Aim of the task: Give the number of lines in the records below that include "command", and nothing more.

[Begin]

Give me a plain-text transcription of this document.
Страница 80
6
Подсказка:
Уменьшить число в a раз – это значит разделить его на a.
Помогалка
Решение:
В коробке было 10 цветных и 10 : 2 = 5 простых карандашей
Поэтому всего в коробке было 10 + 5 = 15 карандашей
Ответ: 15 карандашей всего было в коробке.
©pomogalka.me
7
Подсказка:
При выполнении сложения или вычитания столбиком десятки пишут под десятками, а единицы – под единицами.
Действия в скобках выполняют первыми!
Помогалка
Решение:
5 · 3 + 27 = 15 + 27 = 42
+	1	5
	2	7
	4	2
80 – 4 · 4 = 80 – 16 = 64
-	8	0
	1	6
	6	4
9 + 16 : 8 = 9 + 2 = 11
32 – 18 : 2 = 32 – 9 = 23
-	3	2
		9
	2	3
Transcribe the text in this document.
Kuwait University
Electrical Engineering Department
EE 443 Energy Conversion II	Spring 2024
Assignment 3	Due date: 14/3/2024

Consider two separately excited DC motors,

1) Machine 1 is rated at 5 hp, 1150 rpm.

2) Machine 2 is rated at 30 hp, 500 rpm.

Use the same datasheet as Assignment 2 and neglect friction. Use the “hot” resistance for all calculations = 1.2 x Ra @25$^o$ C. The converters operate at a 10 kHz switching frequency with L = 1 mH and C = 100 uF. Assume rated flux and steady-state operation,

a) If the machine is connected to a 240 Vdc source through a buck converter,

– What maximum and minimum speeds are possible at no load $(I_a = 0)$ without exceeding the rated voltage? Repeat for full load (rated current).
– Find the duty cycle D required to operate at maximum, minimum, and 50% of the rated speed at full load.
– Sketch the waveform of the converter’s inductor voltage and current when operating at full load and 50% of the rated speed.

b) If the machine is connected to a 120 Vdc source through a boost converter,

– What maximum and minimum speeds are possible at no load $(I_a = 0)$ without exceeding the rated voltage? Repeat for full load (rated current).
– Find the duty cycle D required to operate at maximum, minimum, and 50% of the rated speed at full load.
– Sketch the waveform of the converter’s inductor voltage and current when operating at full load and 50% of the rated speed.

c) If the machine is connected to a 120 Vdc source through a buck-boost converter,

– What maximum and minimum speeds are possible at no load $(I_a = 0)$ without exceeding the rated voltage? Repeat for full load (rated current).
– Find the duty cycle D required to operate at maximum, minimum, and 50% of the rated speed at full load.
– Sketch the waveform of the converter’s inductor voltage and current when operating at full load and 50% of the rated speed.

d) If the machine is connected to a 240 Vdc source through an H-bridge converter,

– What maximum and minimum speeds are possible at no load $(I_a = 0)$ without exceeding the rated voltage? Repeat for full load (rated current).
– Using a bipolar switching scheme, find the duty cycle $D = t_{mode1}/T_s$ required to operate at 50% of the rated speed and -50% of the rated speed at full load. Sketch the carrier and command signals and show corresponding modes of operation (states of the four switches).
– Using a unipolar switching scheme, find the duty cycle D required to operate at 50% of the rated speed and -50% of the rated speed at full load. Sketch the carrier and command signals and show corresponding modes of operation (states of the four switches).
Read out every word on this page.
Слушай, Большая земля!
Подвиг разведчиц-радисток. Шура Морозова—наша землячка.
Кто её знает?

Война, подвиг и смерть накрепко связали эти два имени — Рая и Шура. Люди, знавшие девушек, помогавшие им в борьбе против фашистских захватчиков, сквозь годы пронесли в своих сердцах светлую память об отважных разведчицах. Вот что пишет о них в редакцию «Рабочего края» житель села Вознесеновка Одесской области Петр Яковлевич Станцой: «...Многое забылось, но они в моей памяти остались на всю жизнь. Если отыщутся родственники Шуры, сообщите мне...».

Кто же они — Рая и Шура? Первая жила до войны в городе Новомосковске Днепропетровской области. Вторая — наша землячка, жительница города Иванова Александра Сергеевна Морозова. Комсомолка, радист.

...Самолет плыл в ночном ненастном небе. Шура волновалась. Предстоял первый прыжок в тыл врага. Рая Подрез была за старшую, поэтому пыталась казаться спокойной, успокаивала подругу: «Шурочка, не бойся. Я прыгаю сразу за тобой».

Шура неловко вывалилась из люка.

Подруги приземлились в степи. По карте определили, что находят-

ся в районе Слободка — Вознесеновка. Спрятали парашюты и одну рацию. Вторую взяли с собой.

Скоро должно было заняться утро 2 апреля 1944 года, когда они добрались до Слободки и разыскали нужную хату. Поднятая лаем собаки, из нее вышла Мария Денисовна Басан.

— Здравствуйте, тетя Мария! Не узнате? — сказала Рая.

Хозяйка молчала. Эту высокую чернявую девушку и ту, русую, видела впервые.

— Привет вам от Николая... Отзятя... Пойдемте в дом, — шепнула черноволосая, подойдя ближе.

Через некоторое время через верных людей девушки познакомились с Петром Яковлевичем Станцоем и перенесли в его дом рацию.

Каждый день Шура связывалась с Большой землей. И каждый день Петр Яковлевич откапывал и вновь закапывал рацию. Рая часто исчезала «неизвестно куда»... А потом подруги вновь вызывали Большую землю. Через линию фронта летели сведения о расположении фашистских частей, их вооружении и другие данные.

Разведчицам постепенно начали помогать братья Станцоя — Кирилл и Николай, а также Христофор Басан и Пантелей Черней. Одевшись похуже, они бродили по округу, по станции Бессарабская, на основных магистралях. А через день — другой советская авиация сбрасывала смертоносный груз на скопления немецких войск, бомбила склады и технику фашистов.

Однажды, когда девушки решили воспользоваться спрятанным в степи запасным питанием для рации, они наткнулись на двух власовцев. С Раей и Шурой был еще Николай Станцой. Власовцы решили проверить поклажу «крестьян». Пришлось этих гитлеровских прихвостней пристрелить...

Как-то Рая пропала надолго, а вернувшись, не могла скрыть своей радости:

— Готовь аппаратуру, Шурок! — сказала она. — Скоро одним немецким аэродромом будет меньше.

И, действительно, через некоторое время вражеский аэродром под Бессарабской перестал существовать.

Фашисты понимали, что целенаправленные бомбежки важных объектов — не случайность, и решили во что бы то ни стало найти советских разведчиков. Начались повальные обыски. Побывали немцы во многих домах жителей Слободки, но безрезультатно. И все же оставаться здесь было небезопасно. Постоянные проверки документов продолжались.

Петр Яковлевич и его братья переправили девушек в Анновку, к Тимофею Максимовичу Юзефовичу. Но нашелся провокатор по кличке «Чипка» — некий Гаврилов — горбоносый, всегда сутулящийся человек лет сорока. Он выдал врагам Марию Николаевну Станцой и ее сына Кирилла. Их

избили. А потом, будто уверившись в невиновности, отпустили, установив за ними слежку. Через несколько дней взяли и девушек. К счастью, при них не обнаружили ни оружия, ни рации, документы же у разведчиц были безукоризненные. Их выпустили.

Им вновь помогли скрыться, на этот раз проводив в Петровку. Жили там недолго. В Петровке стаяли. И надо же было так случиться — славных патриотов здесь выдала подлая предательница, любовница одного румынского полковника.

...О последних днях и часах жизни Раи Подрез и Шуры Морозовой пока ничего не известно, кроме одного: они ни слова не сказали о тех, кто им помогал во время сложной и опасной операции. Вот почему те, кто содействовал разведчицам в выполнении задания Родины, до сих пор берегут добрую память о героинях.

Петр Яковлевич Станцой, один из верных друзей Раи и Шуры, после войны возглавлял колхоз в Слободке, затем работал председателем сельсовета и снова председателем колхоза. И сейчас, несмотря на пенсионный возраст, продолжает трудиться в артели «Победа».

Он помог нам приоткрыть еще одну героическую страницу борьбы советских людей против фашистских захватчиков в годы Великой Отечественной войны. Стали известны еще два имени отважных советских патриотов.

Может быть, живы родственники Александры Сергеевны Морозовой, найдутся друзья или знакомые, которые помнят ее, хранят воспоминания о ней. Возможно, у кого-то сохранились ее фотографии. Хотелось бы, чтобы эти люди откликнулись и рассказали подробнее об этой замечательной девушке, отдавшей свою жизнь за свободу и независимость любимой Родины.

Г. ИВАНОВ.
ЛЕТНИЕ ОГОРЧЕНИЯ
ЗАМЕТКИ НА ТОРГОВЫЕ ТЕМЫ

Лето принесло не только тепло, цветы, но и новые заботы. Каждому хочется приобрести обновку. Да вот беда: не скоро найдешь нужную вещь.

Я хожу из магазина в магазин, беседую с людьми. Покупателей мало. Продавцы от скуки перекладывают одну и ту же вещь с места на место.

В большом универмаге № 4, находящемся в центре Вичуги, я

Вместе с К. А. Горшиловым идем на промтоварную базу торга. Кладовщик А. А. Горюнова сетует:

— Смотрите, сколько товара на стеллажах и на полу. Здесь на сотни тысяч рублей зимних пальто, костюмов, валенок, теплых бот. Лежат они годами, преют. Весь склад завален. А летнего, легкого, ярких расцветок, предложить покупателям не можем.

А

[End]

Answer in full: 2